## Written request
Please print all of the material below, word for word.

-- Start of Recorded information --

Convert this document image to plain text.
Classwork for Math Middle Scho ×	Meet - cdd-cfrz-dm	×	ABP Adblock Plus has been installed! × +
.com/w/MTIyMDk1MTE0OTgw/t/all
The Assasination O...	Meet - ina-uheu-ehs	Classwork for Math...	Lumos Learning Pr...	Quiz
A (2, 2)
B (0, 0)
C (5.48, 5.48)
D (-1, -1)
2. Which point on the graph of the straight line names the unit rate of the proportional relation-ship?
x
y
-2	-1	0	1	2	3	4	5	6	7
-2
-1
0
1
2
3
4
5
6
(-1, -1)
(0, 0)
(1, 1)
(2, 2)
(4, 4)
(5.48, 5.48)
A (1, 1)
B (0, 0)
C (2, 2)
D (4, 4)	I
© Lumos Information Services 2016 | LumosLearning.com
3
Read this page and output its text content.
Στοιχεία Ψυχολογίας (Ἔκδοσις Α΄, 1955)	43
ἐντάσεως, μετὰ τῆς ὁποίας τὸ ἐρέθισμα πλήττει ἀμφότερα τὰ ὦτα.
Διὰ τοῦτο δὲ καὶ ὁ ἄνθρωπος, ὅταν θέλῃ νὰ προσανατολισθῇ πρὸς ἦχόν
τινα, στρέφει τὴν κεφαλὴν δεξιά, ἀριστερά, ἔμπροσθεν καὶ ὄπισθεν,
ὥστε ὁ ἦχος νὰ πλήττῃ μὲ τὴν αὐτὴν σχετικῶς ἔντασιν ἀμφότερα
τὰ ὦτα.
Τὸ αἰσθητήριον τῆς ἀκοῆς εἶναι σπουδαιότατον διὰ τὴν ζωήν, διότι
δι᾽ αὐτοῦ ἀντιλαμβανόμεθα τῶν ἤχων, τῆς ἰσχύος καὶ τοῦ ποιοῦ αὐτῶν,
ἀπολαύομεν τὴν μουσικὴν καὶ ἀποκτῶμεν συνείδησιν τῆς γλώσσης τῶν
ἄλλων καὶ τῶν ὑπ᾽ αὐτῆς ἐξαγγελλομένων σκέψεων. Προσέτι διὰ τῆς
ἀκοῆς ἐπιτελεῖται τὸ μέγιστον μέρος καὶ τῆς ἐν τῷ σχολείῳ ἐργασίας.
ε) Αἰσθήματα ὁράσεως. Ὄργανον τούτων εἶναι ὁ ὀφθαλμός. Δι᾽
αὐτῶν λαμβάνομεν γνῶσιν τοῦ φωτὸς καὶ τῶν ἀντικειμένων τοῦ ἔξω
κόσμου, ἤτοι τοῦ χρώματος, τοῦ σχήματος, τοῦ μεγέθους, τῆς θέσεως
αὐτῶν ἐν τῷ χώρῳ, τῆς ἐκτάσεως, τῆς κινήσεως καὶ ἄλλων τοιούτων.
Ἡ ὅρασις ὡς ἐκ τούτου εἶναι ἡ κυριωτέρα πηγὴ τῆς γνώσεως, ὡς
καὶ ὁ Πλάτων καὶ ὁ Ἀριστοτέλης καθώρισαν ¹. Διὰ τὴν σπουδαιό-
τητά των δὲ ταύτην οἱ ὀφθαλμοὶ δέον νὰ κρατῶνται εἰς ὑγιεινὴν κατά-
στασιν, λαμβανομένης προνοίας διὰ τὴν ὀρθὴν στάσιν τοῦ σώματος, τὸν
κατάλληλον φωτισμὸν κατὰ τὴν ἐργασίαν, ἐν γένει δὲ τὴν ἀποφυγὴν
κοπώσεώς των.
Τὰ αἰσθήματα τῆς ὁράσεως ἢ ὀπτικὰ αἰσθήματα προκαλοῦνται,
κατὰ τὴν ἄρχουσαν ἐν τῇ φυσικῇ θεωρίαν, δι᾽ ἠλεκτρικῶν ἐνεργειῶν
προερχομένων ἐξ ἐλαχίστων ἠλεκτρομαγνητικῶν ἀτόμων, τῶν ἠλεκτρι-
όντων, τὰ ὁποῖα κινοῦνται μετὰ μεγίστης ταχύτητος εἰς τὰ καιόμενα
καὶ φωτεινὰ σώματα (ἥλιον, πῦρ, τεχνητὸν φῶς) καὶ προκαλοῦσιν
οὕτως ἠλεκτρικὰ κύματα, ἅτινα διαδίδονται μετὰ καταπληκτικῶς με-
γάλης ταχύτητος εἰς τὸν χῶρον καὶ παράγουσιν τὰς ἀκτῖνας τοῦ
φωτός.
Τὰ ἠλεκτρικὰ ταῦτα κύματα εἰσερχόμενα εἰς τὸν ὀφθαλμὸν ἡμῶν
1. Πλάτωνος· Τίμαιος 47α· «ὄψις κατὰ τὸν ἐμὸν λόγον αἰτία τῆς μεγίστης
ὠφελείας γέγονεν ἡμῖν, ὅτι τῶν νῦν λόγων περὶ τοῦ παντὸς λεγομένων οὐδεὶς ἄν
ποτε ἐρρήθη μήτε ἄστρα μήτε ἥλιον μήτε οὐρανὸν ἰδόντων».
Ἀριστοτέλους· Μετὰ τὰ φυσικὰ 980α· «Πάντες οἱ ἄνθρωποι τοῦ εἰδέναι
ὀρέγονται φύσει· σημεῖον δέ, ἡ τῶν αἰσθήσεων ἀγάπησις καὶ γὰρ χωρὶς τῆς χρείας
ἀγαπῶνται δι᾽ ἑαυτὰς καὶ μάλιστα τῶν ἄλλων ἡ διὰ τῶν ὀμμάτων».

-- End of Recorded information --

## Task result
Convert this document image to plain text.
Classwork for Math Middle Scho ×	Meet - cdd-cfrz-dm	×	ABP Adblock Plus has been installed! × +
.com/w/MTIyMDk1MTE0OTgw/t/all
The Assasination O...	Meet - ina-uheu-ehs	Classwork for Math...	Lumos Learning Pr...	Quiz
A (2, 2)
B (0, 0)
C (5.48, 5.48)
D (-1, -1)
2. Which point on the graph of the straight line names the unit rate of the proportional relation-ship?
x
y
-2	-1	0	1	2	3	4	5	6	7
-2
-1
0
1
2
3
4
5
6
(-1, -1)
(0, 0)
(1, 1)
(2, 2)
(4, 4)
(5.48, 5.48)
A (1, 1)
B (0, 0)
C (2, 2)
D (4, 4)	I
© Lumos Information Services 2016 | LumosLearning.com
3
Read this page and output its text content.
Στοιχεία Ψυχολογίας (Ἔκδοσις Α΄, 1955)	43
ἐντάσεως, μετὰ τῆς ὁποίας τὸ ἐρέθισμα πλήττει ἀμφότερα τὰ ὦτα.
Διὰ τοῦτο δὲ καὶ ὁ ἄνθρωπος, ὅταν θέλῃ νὰ προσανατολισθῇ πρὸς ἦχόν
τινα, στρέφει τὴν κεφαλὴν δεξιά, ἀριστερά, ἔμπροσθεν καὶ ὄπισθεν,
ὥστε ὁ ἦχος νὰ πλήττῃ μὲ τὴν αὐτὴν σχετικῶς ἔντασιν ἀμφότερα
τὰ ὦτα.
Τὸ αἰσθητήριον τῆς ἀκοῆς εἶναι σπουδαιότατον διὰ τὴν ζωήν, διότι
δι᾽ αὐτοῦ ἀντιλαμβανόμεθα τῶν ἤχων, τῆς ἰσχύος καὶ τοῦ ποιοῦ αὐτῶν,
ἀπολαύομεν τὴν μουσικὴν καὶ ἀποκτῶμεν συνείδησιν τῆς γλώσσης τῶν
ἄλλων καὶ τῶν ὑπ᾽ αὐτῆς ἐξαγγελλομένων σκέψεων. Προσέτι διὰ τῆς
ἀκοῆς ἐπιτελεῖται τὸ μέγιστον μέρος καὶ τῆς ἐν τῷ σχολείῳ ἐργασίας.
ε) Αἰσθήματα ὁράσεως. Ὄργανον τούτων εἶναι ὁ ὀφθαλμός. Δι᾽
αὐτῶν λαμβάνομεν γνῶσιν τοῦ φωτὸς καὶ τῶν ἀντικειμένων τοῦ ἔξω
κόσμου, ἤτοι τοῦ χρώματος, τοῦ σχήματος, τοῦ μεγέθους, τῆς θέσεως
αὐτῶν ἐν τῷ χώρῳ, τῆς ἐκτάσεως, τῆς κινήσεως καὶ ἄλλων τοιούτων.
Ἡ ὅρασις ὡς ἐκ τούτου εἶναι ἡ κυριωτέρα πηγὴ τῆς γνώσεως, ὡς
καὶ ὁ Πλάτων καὶ ὁ Ἀριστοτέλης καθώρισαν ¹. Διὰ τὴν σπουδαιό-
τητά των δὲ ταύτην οἱ ὀφθαλμοὶ δέον νὰ κρατῶνται εἰς ὑγιεινὴν κατά-
στασιν, λαμβανομένης προνοίας διὰ τὴν ὀρθὴν στάσιν τοῦ σώματος, τὸν
κατάλληλον φωτισμὸν κατὰ τὴν ἐργασίαν, ἐν γένει δὲ τὴν ἀποφυγὴν
κοπώσεώς των.
Τὰ αἰσθήματα τῆς ὁράσεως ἢ ὀπτικὰ αἰσθήματα προκαλοῦνται,
κατὰ τὴν ἄρχουσαν ἐν τῇ φυσικῇ θεωρίαν, δι᾽ ἠλεκτρικῶν ἐνεργειῶν
προερχομένων ἐξ ἐλαχίστων ἠλεκτρομαγνητικῶν ἀτόμων, τῶν ἠλεκτρι-
όντων, τὰ ὁποῖα κινοῦνται μετὰ μεγίστης ταχύτητος εἰς τὰ καιόμενα
καὶ φωτεινὰ σώματα (ἥλιον, πῦρ, τεχνητὸν φῶς) καὶ προκαλοῦσιν
οὕτως ἠλεκτρικὰ κύματα, ἅτινα διαδίδονται μετὰ καταπληκτικῶς με-
γάλης ταχύτητος εἰς τὸν χῶρον καὶ παράγουσιν τὰς ἀκτῖνας τοῦ
φωτός.
Τὰ ἠλεκτρικὰ ταῦτα κύματα εἰσερχόμενα εἰς τὸν ὀφθαλμὸν ἡμῶν
1. Πλάτωνος· Τίμαιος 47α· «ὄψις κατὰ τὸν ἐμὸν λόγον αἰτία τῆς μεγίστης
ὠφελείας γέγονεν ἡμῖν, ὅτι τῶν νῦν λόγων περὶ τοῦ παντὸς λεγομένων οὐδεὶς ἄν
ποτε ἐρρήθη μήτε ἄστρα μήτε ἥλιον μήτε οὐρανὸν ἰδόντων».
Ἀριστοτέλους· Μετὰ τὰ φυσικὰ 980α· «Πάντες οἱ ἄνθρωποι τοῦ εἰδέναι
ὀρέγονται φύσει· σημεῖον δέ, ἡ τῶν αἰσθήσεων ἀγάπησις καὶ γὰρ χωρὶς τῆς χρείας
ἀγαπῶνται δι᾽ ἑαυτὰς καὶ μάλιστα τῶν ἄλλων ἡ διὰ τῶν ὀμμάτων».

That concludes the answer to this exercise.